*INSTRUCTIONS FOR THE TASK:* Please quote every line word for word.

*DATA SHOWN:*

[Begin]

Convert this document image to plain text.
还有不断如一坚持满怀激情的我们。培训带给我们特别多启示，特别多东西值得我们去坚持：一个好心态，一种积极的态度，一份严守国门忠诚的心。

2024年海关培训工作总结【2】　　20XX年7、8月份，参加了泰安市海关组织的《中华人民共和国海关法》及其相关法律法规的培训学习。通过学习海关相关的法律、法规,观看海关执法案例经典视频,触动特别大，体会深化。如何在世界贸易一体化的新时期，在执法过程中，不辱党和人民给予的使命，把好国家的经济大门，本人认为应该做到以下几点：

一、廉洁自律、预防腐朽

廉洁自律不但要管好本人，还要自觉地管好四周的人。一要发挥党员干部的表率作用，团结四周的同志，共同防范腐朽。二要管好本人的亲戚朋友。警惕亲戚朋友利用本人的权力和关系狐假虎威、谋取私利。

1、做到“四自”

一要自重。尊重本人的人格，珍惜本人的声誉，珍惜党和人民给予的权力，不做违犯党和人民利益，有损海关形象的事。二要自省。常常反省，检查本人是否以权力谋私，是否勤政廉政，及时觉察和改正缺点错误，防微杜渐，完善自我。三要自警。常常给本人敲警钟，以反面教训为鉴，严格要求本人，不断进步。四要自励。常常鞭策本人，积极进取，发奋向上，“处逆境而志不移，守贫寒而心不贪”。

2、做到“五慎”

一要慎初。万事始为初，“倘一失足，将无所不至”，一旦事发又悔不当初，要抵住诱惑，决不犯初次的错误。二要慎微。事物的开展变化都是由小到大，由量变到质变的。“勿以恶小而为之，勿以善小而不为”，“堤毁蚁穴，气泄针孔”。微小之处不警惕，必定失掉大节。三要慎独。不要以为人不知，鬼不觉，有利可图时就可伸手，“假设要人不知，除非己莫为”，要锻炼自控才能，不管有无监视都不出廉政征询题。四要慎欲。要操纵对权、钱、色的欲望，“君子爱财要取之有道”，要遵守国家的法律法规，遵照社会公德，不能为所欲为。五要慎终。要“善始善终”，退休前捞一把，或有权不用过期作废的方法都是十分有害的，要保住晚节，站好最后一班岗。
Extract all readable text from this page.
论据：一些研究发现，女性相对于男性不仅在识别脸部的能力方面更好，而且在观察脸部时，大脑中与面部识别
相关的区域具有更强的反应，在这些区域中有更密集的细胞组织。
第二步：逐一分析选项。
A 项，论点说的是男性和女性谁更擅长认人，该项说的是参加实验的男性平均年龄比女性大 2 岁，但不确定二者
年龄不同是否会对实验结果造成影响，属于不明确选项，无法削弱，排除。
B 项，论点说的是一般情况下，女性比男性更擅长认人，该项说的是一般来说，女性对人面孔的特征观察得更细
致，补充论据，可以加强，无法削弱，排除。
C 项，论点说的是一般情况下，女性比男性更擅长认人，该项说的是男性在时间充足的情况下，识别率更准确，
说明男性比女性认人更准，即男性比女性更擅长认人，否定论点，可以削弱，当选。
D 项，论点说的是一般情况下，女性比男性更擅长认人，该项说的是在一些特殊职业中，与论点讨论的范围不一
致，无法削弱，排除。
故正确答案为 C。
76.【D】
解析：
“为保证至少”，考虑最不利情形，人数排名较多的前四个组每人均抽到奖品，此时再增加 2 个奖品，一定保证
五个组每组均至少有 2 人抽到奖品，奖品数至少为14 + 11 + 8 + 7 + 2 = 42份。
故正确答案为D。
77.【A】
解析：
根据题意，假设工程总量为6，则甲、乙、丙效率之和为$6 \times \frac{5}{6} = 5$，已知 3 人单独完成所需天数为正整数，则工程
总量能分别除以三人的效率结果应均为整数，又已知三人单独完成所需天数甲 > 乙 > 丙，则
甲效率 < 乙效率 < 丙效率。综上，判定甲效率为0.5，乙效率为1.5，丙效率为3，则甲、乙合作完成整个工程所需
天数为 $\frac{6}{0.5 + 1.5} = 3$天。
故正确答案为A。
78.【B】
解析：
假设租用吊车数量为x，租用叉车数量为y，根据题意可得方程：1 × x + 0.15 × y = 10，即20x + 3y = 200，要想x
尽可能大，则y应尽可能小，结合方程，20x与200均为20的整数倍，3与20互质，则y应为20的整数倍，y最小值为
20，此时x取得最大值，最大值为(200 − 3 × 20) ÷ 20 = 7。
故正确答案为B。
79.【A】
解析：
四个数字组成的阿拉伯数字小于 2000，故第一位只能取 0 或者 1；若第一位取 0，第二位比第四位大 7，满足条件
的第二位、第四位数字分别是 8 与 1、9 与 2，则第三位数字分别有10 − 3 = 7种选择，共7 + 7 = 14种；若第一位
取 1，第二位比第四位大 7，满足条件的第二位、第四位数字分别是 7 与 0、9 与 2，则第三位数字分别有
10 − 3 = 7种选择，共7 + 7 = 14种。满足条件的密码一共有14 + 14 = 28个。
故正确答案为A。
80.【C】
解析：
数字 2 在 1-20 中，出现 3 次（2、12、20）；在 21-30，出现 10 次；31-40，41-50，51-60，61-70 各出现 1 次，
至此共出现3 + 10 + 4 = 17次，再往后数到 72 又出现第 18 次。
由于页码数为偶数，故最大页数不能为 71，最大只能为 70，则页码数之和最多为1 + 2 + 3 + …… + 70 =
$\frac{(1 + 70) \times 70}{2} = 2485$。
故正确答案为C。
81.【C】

[End]

*RESPONSE FOR THIS EXERCISE:*
Convert this document image to plain text.
还有不断如一坚持满怀激情的我们。培训带给我们特别多启示，特别多东西值得我们去坚持：一个好心态，一种积极的态度，一份严守国门忠诚的心。

2024年海关培训工作总结【2】　　20XX年7、8月份，参加了泰安市海关组织的《中华人民共和国海关法》及其相关法律法规的培训学习。通过学习海关相关的法律、法规,观看海关执法案例经典视频,触动特别大，体会深化。如何在世界贸易一体化的新时期，在执法过程中，不辱党和人民给予的使命，把好国家的经济大门，本人认为应该做到以下几点：

一、廉洁自律、预防腐朽

廉洁自律不但要管好本人，还要自觉地管好四周的人。一要发挥党员干部的表率作用，团结四周的同志，共同防范腐朽。二要管好本人的亲戚朋友。警惕亲戚朋友利用本人的权力和关系狐假虎威、谋取私利。

1、做到“四自”

一要自重。尊重本人的人格，珍惜本人的声誉，珍惜党和人民给予的权力，不做违犯党和人民利益，有损海关形象的事。二要自省。常常反省，检查本人是否以权力谋私，是否勤政廉政，及时觉察和改正缺点错误，防微杜渐，完善自我。三要自警。常常给本人敲警钟，以反面教训为鉴，严格要求本人，不断进步。四要自励。常常鞭策本人，积极进取，发奋向上，“处逆境而志不移，守贫寒而心不贪”。

2、做到“五慎”

一要慎初。万事始为初，“倘一失足，将无所不至”，一旦事发又悔不当初，要抵住诱惑，决不犯初次的错误。二要慎微。事物的开展变化都是由小到大，由量变到质变的。“勿以恶小而为之，勿以善小而不为”，“堤毁蚁穴，气泄针孔”。微小之处不警惕，必定失掉大节。三要慎独。不要以为人不知，鬼不觉，有利可图时就可伸手，“假设要人不知，除非己莫为”，要锻炼自控才能，不管有无监视都不出廉政征询题。四要慎欲。要操纵对权、钱、色的欲望，“君子爱财要取之有道”，要遵守国家的法律法规，遵照社会公德，不能为所欲为。五要慎终。要“善始善终”，退休前捞一把，或有权不用过期作废的方法都是十分有害的，要保住晚节，站好最后一班岗。
Extract all readable text from this page.
论据：一些研究发现，女性相对于男性不仅在识别脸部的能力方面更好，而且在观察脸部时，大脑中与面部识别
相关的区域具有更强的反应，在这些区域中有更密集的细胞组织。
第二步：逐一分析选项。
A 项，论点说的是男性和女性谁更擅长认人，该项说的是参加实验的男性平均年龄比女性大 2 岁，但不确定二者
年龄不同是否会对实验结果造成影响，属于不明确选项，无法削弱，排除。
B 项，论点说的是一般情况下，女性比男性更擅长认人，该项说的是一般来说，女性对人面孔的特征观察得更细
致，补充论据，可以加强，无法削弱，排除。
C 项，论点说的是一般情况下，女性比男性更擅长认人，该项说的是男性在时间充足的情况下，识别率更准确，
说明男性比女性认人更准，即男性比女性更擅长认人，否定论点，可以削弱，当选。
D 项，论点说的是一般情况下，女性比男性更擅长认人，该项说的是在一些特殊职业中，与论点讨论的范围不一
致，无法削弱，排除。
故正确答案为 C。
76.【D】
解析：
“为保证至少”，考虑最不利情形，人数排名较多的前四个组每人均抽到奖品，此时再增加 2 个奖品，一定保证
五个组每组均至少有 2 人抽到奖品，奖品数至少为14 + 11 + 8 + 7 + 2 = 42份。
故正确答案为D。
77.【A】
解析：
根据题意，假设工程总量为6，则甲、乙、丙效率之和为$6 \times \frac{5}{6} = 5$，已知 3 人单独完成所需天数为正整数，则工程
总量能分别除以三人的效率结果应均为整数，又已知三人单独完成所需天数甲 > 乙 > 丙，则
甲效率 < 乙效率 < 丙效率。综上，判定甲效率为0.5，乙效率为1.5，丙效率为3，则甲、乙合作完成整个工程所需
天数为 $\frac{6}{0.5 + 1.5} = 3$天。
故正确答案为A。
78.【B】
解析：
假设租用吊车数量为x，租用叉车数量为y，根据题意可得方程：1 × x + 0.15 × y = 10，即20x + 3y = 200，要想x
尽可能大，则y应尽可能小，结合方程，20x与200均为20的整数倍，3与20互质，则y应为20的整数倍，y最小值为
20，此时x取得最大值，最大值为(200 − 3 × 20) ÷ 20 = 7。
故正确答案为B。
79.【A】
解析：
四个数字组成的阿拉伯数字小于 2000，故第一位只能取 0 或者 1；若第一位取 0，第二位比第四位大 7，满足条件
的第二位、第四位数字分别是 8 与 1、9 与 2，则第三位数字分别有10 − 3 = 7种选择，共7 + 7 = 14种；若第一位
取 1，第二位比第四位大 7，满足条件的第二位、第四位数字分别是 7 与 0、9 与 2，则第三位数字分别有
10 − 3 = 7种选择，共7 + 7 = 14种。满足条件的密码一共有14 + 14 = 28个。
故正确答案为A。
80.【C】
解析：
数字 2 在 1-20 中，出现 3 次（2、12、20）；在 21-30，出现 10 次；31-40，41-50，51-60，61-70 各出现 1 次，
至此共出现3 + 10 + 4 = 17次，再往后数到 72 又出现第 18 次。
由于页码数为偶数，故最大页数不能为 71，最大只能为 70，则页码数之和最多为1 + 2 + 3 + …… + 70 =
$\frac{(1 + 70) \times 70}{2} = 2485$。
故正确答案为C。
81.【C】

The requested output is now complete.